## Exercise materials
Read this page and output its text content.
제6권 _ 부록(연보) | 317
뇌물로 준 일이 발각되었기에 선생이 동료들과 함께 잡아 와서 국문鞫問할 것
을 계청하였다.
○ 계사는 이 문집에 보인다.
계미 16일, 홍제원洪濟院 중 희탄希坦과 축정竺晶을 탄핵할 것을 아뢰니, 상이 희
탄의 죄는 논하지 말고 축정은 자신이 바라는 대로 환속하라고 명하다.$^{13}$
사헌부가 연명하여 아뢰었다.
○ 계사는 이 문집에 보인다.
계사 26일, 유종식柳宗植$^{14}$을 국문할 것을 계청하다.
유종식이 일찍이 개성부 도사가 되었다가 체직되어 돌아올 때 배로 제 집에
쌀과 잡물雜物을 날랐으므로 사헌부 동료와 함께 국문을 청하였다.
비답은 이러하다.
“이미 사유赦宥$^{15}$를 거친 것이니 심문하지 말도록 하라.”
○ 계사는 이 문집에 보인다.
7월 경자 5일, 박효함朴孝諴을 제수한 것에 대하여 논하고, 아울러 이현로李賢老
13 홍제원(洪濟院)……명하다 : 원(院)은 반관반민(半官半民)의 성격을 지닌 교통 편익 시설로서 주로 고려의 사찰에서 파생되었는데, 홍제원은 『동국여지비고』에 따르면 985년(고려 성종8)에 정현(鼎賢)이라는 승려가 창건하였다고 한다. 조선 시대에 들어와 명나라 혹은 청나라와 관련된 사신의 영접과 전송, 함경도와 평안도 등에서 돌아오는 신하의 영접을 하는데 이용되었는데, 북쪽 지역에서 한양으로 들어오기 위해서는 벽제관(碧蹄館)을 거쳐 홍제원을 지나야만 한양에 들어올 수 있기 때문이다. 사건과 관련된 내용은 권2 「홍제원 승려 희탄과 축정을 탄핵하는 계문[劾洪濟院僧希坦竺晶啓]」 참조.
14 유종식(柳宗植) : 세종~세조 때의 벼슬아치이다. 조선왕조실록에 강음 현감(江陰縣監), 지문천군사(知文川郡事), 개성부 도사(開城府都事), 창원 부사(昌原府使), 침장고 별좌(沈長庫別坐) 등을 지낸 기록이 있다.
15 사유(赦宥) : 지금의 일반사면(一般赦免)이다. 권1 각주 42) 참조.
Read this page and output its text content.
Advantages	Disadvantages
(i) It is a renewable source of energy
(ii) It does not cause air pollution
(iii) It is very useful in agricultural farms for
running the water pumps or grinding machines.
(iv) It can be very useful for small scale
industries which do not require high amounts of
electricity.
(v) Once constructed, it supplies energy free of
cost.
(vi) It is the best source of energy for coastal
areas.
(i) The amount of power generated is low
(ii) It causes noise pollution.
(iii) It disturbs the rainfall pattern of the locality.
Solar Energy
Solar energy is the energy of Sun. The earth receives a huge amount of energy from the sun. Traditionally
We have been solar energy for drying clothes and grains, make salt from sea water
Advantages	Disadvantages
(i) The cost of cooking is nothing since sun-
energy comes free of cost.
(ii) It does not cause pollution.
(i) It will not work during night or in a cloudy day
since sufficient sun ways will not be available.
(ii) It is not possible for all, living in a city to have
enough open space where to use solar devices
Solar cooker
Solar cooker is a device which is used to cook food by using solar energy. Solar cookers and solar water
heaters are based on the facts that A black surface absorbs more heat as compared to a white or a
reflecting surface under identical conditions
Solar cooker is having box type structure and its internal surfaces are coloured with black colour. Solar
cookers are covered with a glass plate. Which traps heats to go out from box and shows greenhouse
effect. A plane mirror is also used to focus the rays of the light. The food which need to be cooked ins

## Challenge
Tally the lines of the listing above that include the word "very". Answer with the number alone.

## Written answer
2